Stated problem: Write out the data below in full, unchanged, minus the images.

Data items
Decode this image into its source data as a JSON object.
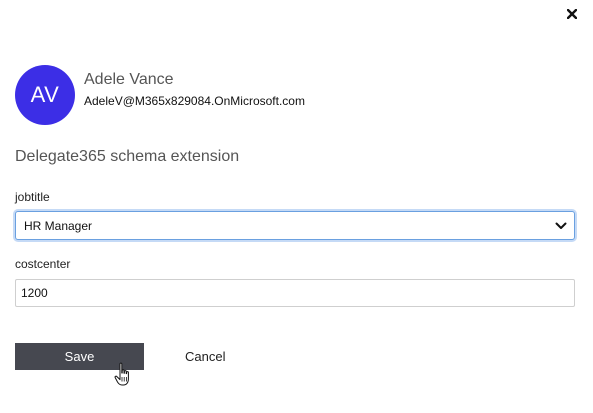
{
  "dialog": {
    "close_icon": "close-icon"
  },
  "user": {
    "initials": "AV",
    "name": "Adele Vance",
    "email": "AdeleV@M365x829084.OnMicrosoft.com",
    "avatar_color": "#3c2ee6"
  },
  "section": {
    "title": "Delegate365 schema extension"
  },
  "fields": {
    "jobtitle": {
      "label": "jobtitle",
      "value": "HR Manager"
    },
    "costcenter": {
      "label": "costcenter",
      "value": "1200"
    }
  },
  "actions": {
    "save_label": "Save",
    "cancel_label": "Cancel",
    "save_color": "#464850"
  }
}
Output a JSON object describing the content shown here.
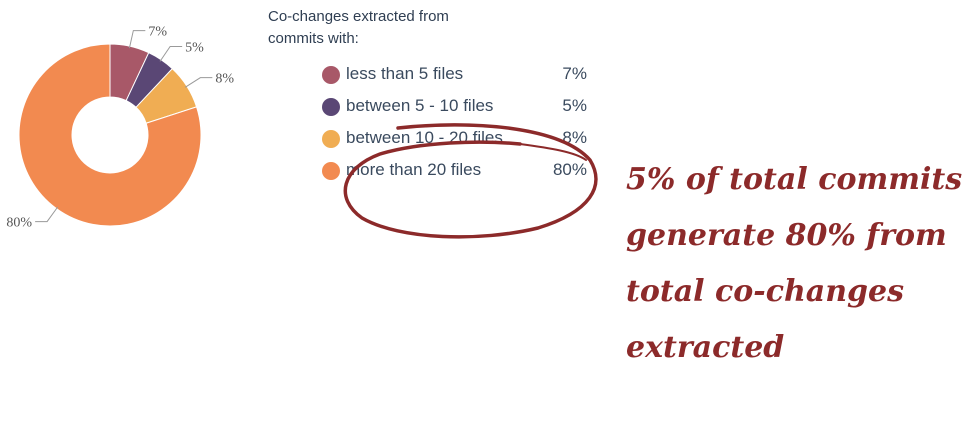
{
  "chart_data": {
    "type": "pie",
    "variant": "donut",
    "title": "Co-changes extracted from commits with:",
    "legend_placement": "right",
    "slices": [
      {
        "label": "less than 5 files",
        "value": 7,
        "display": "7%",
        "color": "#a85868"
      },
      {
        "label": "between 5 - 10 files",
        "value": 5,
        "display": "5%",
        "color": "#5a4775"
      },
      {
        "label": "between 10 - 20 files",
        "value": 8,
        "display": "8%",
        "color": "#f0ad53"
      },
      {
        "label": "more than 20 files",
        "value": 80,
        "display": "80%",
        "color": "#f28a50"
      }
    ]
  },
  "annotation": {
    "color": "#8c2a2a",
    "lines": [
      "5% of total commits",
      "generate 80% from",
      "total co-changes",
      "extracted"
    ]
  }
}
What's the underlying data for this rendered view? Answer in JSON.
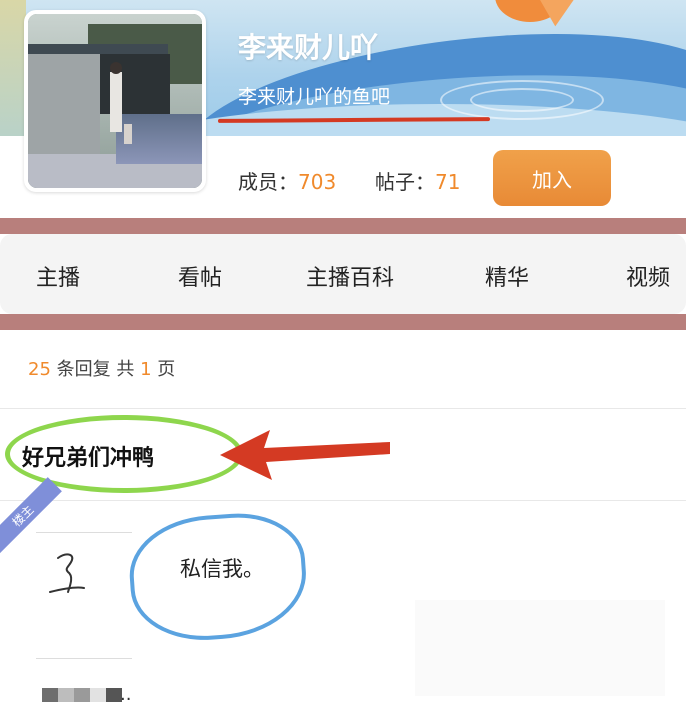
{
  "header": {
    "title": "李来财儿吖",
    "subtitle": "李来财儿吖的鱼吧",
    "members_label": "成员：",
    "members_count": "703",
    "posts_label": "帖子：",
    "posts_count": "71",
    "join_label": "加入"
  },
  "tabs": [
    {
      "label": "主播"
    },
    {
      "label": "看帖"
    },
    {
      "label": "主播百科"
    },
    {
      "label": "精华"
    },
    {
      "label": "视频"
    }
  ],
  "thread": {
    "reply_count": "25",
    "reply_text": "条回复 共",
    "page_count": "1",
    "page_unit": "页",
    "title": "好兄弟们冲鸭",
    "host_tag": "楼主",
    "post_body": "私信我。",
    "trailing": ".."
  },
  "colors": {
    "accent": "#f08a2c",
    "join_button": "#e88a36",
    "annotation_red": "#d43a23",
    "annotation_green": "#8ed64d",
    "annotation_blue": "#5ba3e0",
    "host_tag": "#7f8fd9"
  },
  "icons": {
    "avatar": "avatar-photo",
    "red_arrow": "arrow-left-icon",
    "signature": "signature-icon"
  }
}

Response to this exercise:
Decode this image into its source data as a JSON object.
{
  "dialog": {
    "close_icon": "close-icon"
  },
  "user": {
    "initials": "AV",
    "name": "Adele Vance",
    "email": "AdeleV@M365x829084.OnMicrosoft.com",
    "avatar_color": "#3c2ee6"
  },
  "section": {
    "title": "Delegate365 schema extension"
  },
  "fields": {
    "jobtitle": {
      "label": "jobtitle",
      "value": "HR Manager"
    },
    "costcenter": {
      "label": "costcenter",
      "value": "1200"
    }
  },
  "actions": {
    "save_label": "Save",
    "cancel_label": "Cancel",
    "save_color": "#464850"
  }
}
Output a JSON object describing the content shown here.
{
  "chart_data": {
    "type": "pie",
    "variant": "donut",
    "title": "Co-changes extracted from commits with:",
    "legend_placement": "right",
    "slices": [
      {
        "label": "less than 5 files",
        "value": 7,
        "display": "7%",
        "color": "#a85868"
      },
      {
        "label": "between 5 - 10 files",
        "value": 5,
        "display": "5%",
        "color": "#5a4775"
      },
      {
        "label": "between 10 - 20 files",
        "value": 8,
        "display": "8%",
        "color": "#f0ad53"
      },
      {
        "label": "more than 20 files",
        "value": 80,
        "display": "80%",
        "color": "#f28a50"
      }
    ]
  },
  "annotation": {
    "color": "#8c2a2a",
    "lines": [
      "5% of total commits",
      "generate 80% from",
      "total co-changes",
      "extracted"
    ]
  }
}
What's the underlying data for this rendered view? Answer in JSON.
{
  "header": {
    "title": "李来财儿吖",
    "subtitle": "李来财儿吖的鱼吧",
    "members_label": "成员：",
    "members_count": "703",
    "posts_label": "帖子：",
    "posts_count": "71",
    "join_label": "加入"
  },
  "tabs": [
    {
      "label": "主播"
    },
    {
      "label": "看帖"
    },
    {
      "label": "主播百科"
    },
    {
      "label": "精华"
    },
    {
      "label": "视频"
    }
  ],
  "thread": {
    "reply_count": "25",
    "reply_text": "条回复 共",
    "page_count": "1",
    "page_unit": "页",
    "title": "好兄弟们冲鸭",
    "host_tag": "楼主",
    "post_body": "私信我。",
    "trailing": ".."
  },
  "colors": {
    "accent": "#f08a2c",
    "join_button": "#e88a36",
    "annotation_red": "#d43a23",
    "annotation_green": "#8ed64d",
    "annotation_blue": "#5ba3e0",
    "host_tag": "#7f8fd9"
  },
  "icons": {
    "avatar": "avatar-photo",
    "red_arrow": "arrow-left-icon",
    "signature": "signature-icon"
  }
}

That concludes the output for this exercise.